::: Data listing :::

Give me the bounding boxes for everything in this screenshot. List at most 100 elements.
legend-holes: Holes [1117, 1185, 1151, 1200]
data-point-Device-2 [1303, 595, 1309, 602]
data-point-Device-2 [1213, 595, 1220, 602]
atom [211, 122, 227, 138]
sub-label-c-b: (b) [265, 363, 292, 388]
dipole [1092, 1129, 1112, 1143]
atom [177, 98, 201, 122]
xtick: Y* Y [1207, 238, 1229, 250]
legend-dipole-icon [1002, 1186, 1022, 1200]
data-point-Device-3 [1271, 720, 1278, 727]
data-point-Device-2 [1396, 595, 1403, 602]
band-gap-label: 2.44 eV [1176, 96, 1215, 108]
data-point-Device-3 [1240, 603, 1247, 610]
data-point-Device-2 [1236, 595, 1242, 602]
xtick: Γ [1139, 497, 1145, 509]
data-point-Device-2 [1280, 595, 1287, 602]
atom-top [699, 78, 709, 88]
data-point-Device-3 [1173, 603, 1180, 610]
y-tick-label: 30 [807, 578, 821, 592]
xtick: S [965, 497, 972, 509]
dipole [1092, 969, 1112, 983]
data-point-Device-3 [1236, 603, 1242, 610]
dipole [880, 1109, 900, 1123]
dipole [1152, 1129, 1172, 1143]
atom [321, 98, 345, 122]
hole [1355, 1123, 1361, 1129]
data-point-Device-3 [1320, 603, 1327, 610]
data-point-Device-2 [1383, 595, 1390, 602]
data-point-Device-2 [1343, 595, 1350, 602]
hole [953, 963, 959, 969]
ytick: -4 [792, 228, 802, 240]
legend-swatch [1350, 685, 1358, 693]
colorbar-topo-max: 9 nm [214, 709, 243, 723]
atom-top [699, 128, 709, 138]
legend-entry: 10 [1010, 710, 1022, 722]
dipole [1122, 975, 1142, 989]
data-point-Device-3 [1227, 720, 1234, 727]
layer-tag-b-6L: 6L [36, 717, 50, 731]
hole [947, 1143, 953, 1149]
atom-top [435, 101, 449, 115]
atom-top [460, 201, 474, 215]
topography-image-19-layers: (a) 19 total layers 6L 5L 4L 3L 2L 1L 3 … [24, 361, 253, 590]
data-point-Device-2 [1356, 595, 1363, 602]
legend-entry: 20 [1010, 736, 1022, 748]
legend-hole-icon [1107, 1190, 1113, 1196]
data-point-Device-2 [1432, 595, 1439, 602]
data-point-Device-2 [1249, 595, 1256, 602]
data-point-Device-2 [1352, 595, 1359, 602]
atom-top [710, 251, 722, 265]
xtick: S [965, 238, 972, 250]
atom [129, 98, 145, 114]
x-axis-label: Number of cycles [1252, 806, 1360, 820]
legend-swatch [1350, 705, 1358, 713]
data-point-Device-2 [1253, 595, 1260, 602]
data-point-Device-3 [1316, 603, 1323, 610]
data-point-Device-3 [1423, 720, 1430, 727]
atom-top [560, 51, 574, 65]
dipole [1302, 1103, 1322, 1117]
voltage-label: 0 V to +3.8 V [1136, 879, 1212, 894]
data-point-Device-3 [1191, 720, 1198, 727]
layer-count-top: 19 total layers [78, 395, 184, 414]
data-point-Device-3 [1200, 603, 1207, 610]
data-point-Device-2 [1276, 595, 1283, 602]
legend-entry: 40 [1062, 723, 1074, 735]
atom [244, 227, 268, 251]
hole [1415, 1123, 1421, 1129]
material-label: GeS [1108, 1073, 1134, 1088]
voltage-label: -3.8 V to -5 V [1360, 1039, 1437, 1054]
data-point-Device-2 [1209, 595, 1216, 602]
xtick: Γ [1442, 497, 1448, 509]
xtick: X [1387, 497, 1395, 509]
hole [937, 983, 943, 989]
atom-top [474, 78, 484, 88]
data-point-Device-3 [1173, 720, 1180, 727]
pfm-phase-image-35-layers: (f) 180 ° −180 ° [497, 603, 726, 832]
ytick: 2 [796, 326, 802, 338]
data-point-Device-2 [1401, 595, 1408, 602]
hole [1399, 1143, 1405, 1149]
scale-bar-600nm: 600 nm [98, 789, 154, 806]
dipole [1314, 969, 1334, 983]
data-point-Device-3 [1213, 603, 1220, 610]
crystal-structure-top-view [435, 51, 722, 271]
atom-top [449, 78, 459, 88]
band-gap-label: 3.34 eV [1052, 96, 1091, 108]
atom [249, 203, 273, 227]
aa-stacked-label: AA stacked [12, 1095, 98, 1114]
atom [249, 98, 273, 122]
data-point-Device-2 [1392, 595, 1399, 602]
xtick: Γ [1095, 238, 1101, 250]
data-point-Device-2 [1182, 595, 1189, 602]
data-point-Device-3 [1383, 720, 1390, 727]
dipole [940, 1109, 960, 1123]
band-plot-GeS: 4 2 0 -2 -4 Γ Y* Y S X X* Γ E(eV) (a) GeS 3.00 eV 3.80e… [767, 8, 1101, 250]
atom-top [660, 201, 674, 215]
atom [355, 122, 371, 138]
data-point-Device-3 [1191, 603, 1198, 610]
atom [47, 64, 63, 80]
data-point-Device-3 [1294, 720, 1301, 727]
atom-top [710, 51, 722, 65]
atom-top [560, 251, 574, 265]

:::

Task to complete –
Could you rewrite the items above, replacing each "Device-2" with "Device-B" and leaving everything else unchanged?

Answer for the task –
Give me the bounding boxes for everything in this screenshot. List at most 100 elements.
legend-holes: Holes [1117, 1185, 1151, 1200]
data-point-Device-B [1303, 595, 1309, 602]
data-point-Device-B [1213, 595, 1220, 602]
atom [211, 122, 227, 138]
sub-label-c-b: (b) [265, 363, 292, 388]
dipole [1092, 1129, 1112, 1143]
atom [177, 98, 201, 122]
xtick: Y* Y [1207, 238, 1229, 250]
legend-dipole-icon [1002, 1186, 1022, 1200]
data-point-Device-3 [1271, 720, 1278, 727]
data-point-Device-B [1396, 595, 1403, 602]
band-gap-label: 2.44 eV [1176, 96, 1215, 108]
data-point-Device-3 [1240, 603, 1247, 610]
data-point-Device-B [1236, 595, 1242, 602]
xtick: Γ [1139, 497, 1145, 509]
data-point-Device-B [1280, 595, 1287, 602]
atom-top [699, 78, 709, 88]
data-point-Device-3 [1173, 603, 1180, 610]
y-tick-label: 30 [807, 578, 821, 592]
xtick: S [965, 497, 972, 509]
dipole [1092, 969, 1112, 983]
data-point-Device-3 [1236, 603, 1242, 610]
dipole [880, 1109, 900, 1123]
dipole [1152, 1129, 1172, 1143]
atom [321, 98, 345, 122]
hole [1355, 1123, 1361, 1129]
data-point-Device-3 [1320, 603, 1327, 610]
data-point-Device-B [1383, 595, 1390, 602]
data-point-Device-B [1343, 595, 1350, 602]
hole [953, 963, 959, 969]
ytick: -4 [792, 228, 802, 240]
legend-swatch [1350, 685, 1358, 693]
colorbar-topo-max: 9 nm [214, 709, 243, 723]
atom-top [699, 128, 709, 138]
legend-entry: 10 [1010, 710, 1022, 722]
dipole [1122, 975, 1142, 989]
data-point-Device-3 [1227, 720, 1234, 727]
layer-tag-b-6L: 6L [36, 717, 50, 731]
hole [947, 1143, 953, 1149]
atom-top [435, 101, 449, 115]
atom-top [460, 201, 474, 215]
topography-image-19-layers: (a) 19 total layers 6L 5L 4L 3L 2L 1L 3 … [24, 361, 253, 590]
data-point-Device-B [1356, 595, 1363, 602]
legend-entry: 20 [1010, 736, 1022, 748]
legend-hole-icon [1107, 1190, 1113, 1196]
data-point-Device-B [1432, 595, 1439, 602]
data-point-Device-B [1249, 595, 1256, 602]
data-point-Device-B [1352, 595, 1359, 602]
atom-top [710, 251, 722, 265]
xtick: S [965, 238, 972, 250]
atom [129, 98, 145, 114]
x-axis-label: Number of cycles [1252, 806, 1360, 820]
legend-swatch [1350, 705, 1358, 713]
data-point-Device-B [1253, 595, 1260, 602]
data-point-Device-3 [1316, 603, 1323, 610]
data-point-Device-3 [1423, 720, 1430, 727]
atom-top [560, 51, 574, 65]
dipole [1302, 1103, 1322, 1117]
voltage-label: 0 V to +3.8 V [1136, 879, 1212, 894]
data-point-Device-3 [1191, 720, 1198, 727]
layer-count-top: 19 total layers [78, 395, 184, 414]
data-point-Device-3 [1200, 603, 1207, 610]
data-point-Device-B [1276, 595, 1283, 602]
legend-entry: 40 [1062, 723, 1074, 735]
atom [244, 227, 268, 251]
hole [1415, 1123, 1421, 1129]
material-label: GeS [1108, 1073, 1134, 1088]
voltage-label: -3.8 V to -5 V [1360, 1039, 1437, 1054]
data-point-Device-B [1209, 595, 1216, 602]
xtick: Γ [1442, 497, 1448, 509]
xtick: X [1387, 497, 1395, 509]
hole [937, 983, 943, 989]
atom-top [474, 78, 484, 88]
data-point-Device-3 [1173, 720, 1180, 727]
pfm-phase-image-35-layers: (f) 180 ° −180 ° [497, 603, 726, 832]
ytick: 2 [796, 326, 802, 338]
data-point-Device-B [1401, 595, 1408, 602]
hole [1399, 1143, 1405, 1149]
scale-bar-600nm: 600 nm [98, 789, 154, 806]
dipole [1314, 969, 1334, 983]
data-point-Device-3 [1213, 603, 1220, 610]
crystal-structure-top-view [435, 51, 722, 271]
atom-top [449, 78, 459, 88]
band-gap-label: 3.34 eV [1052, 96, 1091, 108]
atom [249, 203, 273, 227]
aa-stacked-label: AA stacked [12, 1095, 98, 1114]
atom [249, 98, 273, 122]
data-point-Device-B [1392, 595, 1399, 602]
xtick: Γ [1095, 238, 1101, 250]
data-point-Device-B [1182, 595, 1189, 602]
data-point-Device-3 [1383, 720, 1390, 727]
dipole [940, 1109, 960, 1123]
band-plot-GeS: 4 2 0 -2 -4 Γ Y* Y S X X* Γ E(eV) (a) GeS 3.00 eV 3.80e… [767, 8, 1101, 250]
atom-top [660, 201, 674, 215]
atom [355, 122, 371, 138]
data-point-Device-3 [1191, 603, 1198, 610]
atom [47, 64, 63, 80]
data-point-Device-3 [1294, 720, 1301, 727]
atom-top [710, 51, 722, 65]
atom-top [560, 251, 574, 265]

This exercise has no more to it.